Task directions. Scan the lines below; pull out those with "back".

Data in this exercise.
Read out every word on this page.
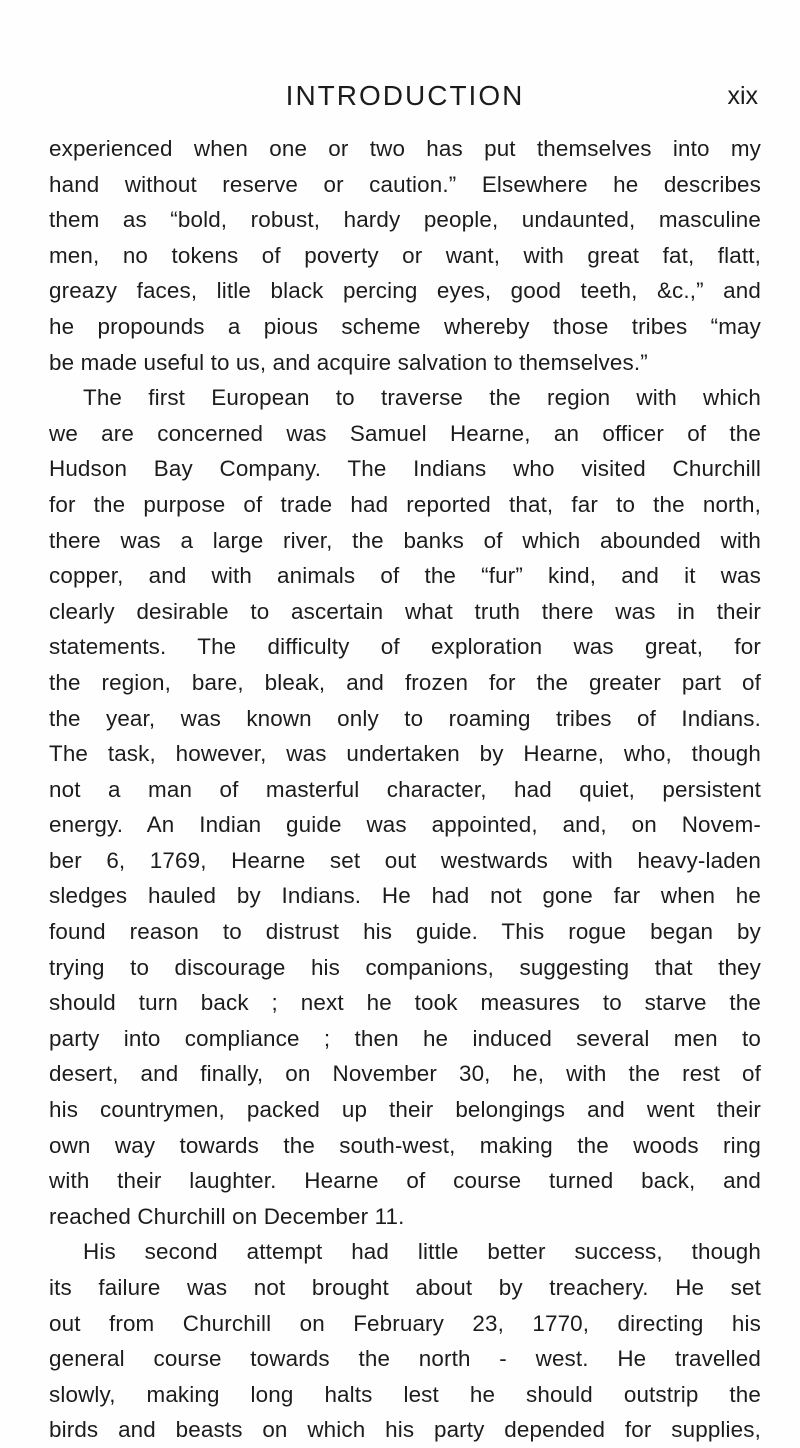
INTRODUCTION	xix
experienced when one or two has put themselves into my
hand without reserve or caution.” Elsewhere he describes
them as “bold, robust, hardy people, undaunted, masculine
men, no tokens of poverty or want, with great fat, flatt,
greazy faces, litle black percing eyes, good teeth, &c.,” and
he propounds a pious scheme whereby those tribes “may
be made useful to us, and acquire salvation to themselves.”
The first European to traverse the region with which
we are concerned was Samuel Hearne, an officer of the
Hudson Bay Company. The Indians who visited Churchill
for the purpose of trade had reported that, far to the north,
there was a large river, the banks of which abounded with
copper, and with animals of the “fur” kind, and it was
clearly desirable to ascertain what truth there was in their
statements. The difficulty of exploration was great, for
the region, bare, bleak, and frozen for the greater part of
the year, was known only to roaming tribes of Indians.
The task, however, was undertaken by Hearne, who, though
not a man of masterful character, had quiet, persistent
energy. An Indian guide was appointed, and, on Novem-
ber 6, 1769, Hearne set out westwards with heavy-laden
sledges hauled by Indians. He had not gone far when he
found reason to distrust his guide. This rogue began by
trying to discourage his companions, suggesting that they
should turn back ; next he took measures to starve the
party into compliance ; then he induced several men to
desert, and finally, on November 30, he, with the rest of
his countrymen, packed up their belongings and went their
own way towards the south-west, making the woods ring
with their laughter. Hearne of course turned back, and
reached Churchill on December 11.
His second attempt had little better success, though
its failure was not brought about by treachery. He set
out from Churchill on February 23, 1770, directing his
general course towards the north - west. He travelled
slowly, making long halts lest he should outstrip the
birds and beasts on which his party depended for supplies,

* * *

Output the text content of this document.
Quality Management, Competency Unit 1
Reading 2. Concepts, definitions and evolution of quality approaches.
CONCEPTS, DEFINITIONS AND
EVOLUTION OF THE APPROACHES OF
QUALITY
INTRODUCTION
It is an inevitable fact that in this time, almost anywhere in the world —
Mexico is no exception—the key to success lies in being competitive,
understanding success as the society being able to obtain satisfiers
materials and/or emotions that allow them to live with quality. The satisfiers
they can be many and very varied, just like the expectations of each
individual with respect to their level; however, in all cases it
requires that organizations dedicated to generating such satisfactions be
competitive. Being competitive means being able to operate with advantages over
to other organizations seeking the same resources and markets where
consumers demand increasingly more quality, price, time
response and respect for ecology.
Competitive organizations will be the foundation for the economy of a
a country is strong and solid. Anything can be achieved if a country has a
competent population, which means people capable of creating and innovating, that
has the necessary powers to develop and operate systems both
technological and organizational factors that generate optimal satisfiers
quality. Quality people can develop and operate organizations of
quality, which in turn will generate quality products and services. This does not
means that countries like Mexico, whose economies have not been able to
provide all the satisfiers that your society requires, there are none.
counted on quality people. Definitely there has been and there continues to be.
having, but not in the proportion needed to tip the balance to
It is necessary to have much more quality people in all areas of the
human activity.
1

Answer to this exercise.
should turn back ; next he took measures to starve the
with their laughter. Hearne of course turned back, and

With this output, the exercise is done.